* WHAT YOU NEED TO DO:
• A. In the excerpt about the Monk LP, where and when was the Epistrophy concert recorded?
• B. Drawing on the excerpt about the Monk LP, explain why the album's meaning had become invisible to the writer.
• C. Translate this sentence from the excerpt about the Monk LP into French: "Obviously, the music is the main magic."

This week, I also have been listening to the Thelonius Monk LP, Epistrophy. It's a recording from a concert in Paris, November 1970 (almost exactly 40 years ago), and the LP came out in 1979—I bought it used a few years later. It's maybe the first jazz album I bought when I was a kid.

(Here's Monk playing the song, "Epistrophy" in Paris, 1966)

So, this Monk album has all this meaning to me. Yet, I hadn't listened to it in years, and it's meaning was invisible to me—out-of-sight, out-of-mind. But, when I picked up the album this week, and actually pulled the vinyl out of its sleeve, and heard the first notes: total magic.

Obviously, the music is the main magic. And, music we've had in our life for 30+ years and/or since our childhood might have more meaning to us than music we've heard for the first time this week. But, I wonder how and where (and, thus, if) I am going to collect the music "in the cloud" such that it fulfills this important role of being an artifact of life—my life, our lives, our time & place?

* SUPPLIED INFORMATION:

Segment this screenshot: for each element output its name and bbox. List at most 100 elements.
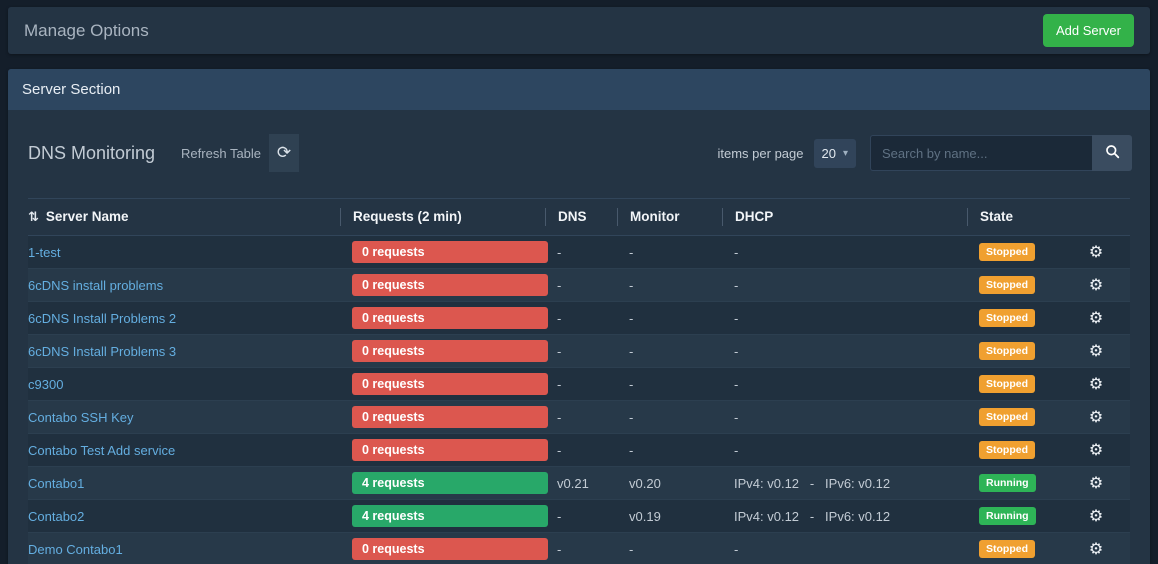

* THE SOLUTIONS:
• A. In Paris, in November 1970.

• B. The writer hadn't listened to the album in years, so its meaning had slipped away, out of sight and out of mind.

• C. Évidemment, la musique est la magie principale.